[STORED DATA]:
○ ○ ○ ○

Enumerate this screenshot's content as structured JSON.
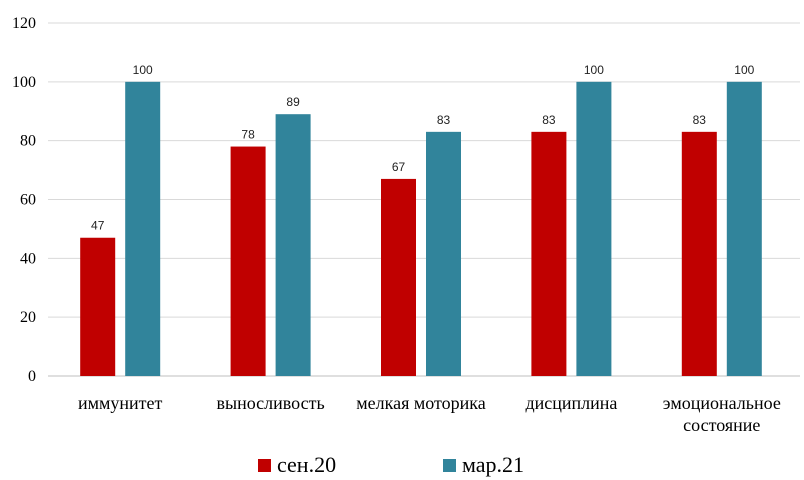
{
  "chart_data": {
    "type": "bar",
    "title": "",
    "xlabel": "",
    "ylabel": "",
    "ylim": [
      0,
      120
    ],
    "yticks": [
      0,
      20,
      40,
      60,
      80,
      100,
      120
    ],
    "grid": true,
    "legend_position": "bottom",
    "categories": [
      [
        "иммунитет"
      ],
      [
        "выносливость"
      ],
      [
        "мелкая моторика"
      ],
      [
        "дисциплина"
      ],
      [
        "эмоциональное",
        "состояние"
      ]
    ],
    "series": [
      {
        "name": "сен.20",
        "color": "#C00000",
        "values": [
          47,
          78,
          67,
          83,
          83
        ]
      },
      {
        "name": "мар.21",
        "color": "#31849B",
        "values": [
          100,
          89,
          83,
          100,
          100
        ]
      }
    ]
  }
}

○ ○ ○ ○

What is needed is an exact reproduction of the data, pictures excluded.

[FULL ANSWER]:
Enumerate this screenshot's content as structured JSON.
{
  "chart_data": {
    "type": "bar",
    "title": "",
    "xlabel": "",
    "ylabel": "",
    "ylim": [
      0,
      120
    ],
    "yticks": [
      0,
      20,
      40,
      60,
      80,
      100,
      120
    ],
    "grid": true,
    "legend_position": "bottom",
    "categories": [
      [
        "иммунитет"
      ],
      [
        "выносливость"
      ],
      [
        "мелкая моторика"
      ],
      [
        "дисциплина"
      ],
      [
        "эмоциональное",
        "состояние"
      ]
    ],
    "series": [
      {
        "name": "сен.20",
        "color": "#C00000",
        "values": [
          47,
          78,
          67,
          83,
          83
        ]
      },
      {
        "name": "мар.21",
        "color": "#31849B",
        "values": [
          100,
          89,
          83,
          100,
          100
        ]
      }
    ]
  }
}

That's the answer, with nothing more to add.